• WHAT THE EXERCISE ASKS:
Go through the entries below and pick out every line with "单位名称".

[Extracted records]
-- START --
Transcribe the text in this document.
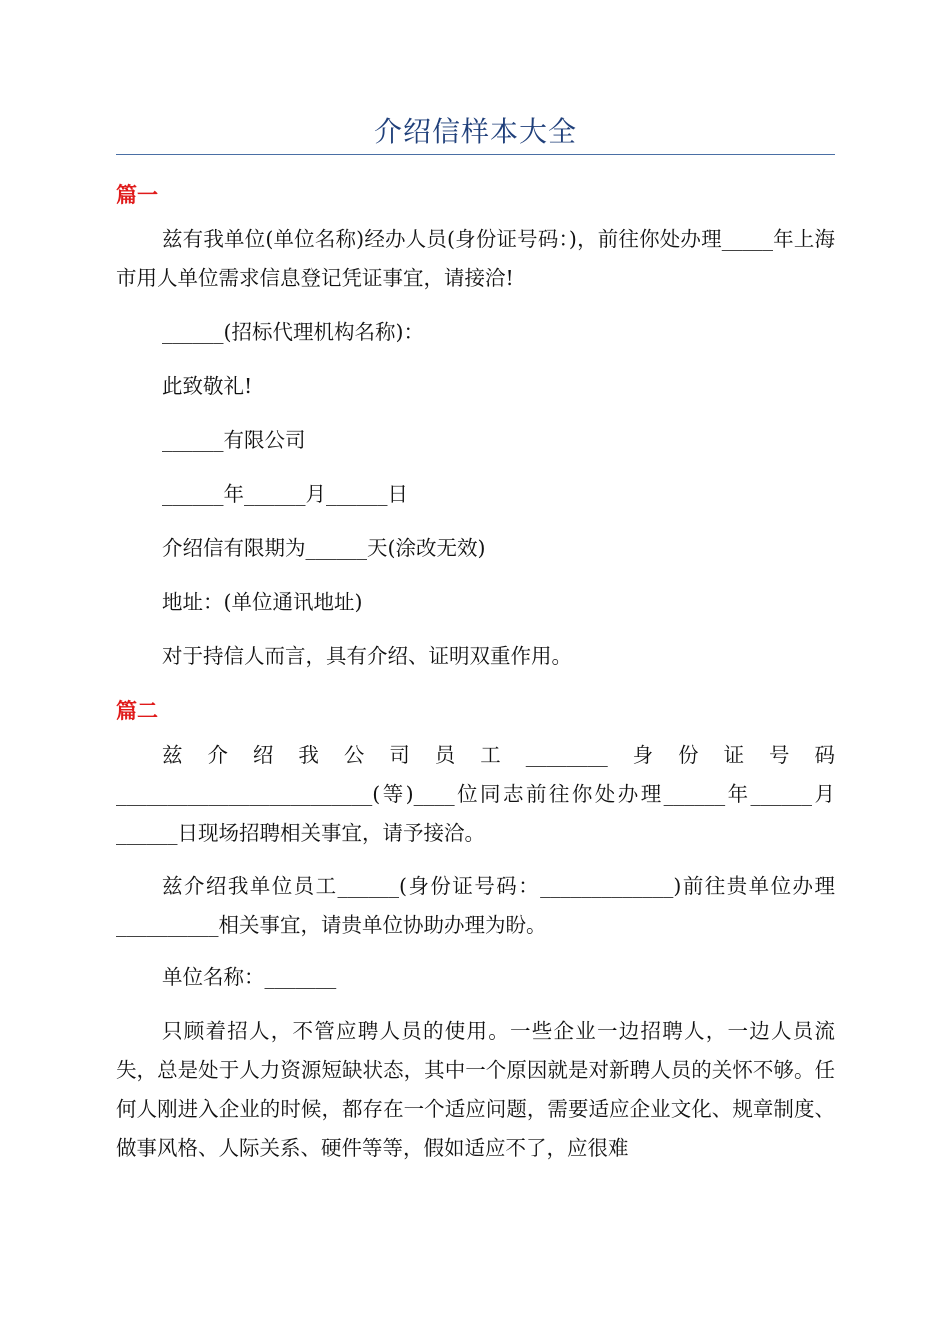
介绍信样本大全
篇一

兹有我单位(单位名称)经办人员(身份证号码：)，前往你处办理_____年上海市用人单位需求信息登记凭证事宜，请接洽!

______(招标代理机构名称)：

此致敬礼!

______有限公司

______年______月______日

介绍信有限期为______天(涂改无效)

地址：(单位通讯地址)

对于持信人而言，具有介绍、证明双重作用。

篇二

兹介绍我公司员工________身份证号码_________________________(等)____位同志前往你处办理______年______月______日现场招聘相关事宜，请予接洽。

兹介绍我单位员工______(身份证号码：_____________)前往贵单位办理__________相关事宜，请贵单位协助办理为盼。

单位名称：_______

只顾着招人，不管应聘人员的使用。一些企业一边招聘人，一边人员流失，总是处于人力资源短缺状态，其中一个原因就是对新聘人员的关怀不够。任何人刚进入企业的时候，都存在一个适应问题，需要适应企业文化、规章制度、做事风格、人际关系、硬件等等，假如适应不了，应很难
-- END --
• OUTPUT:
兹有我单位(单位名称)经办人员(身份证号码：)，前往你处办理_____年上海市用人单位需求信息登记凭证事宜，请接洽!
单位名称：_______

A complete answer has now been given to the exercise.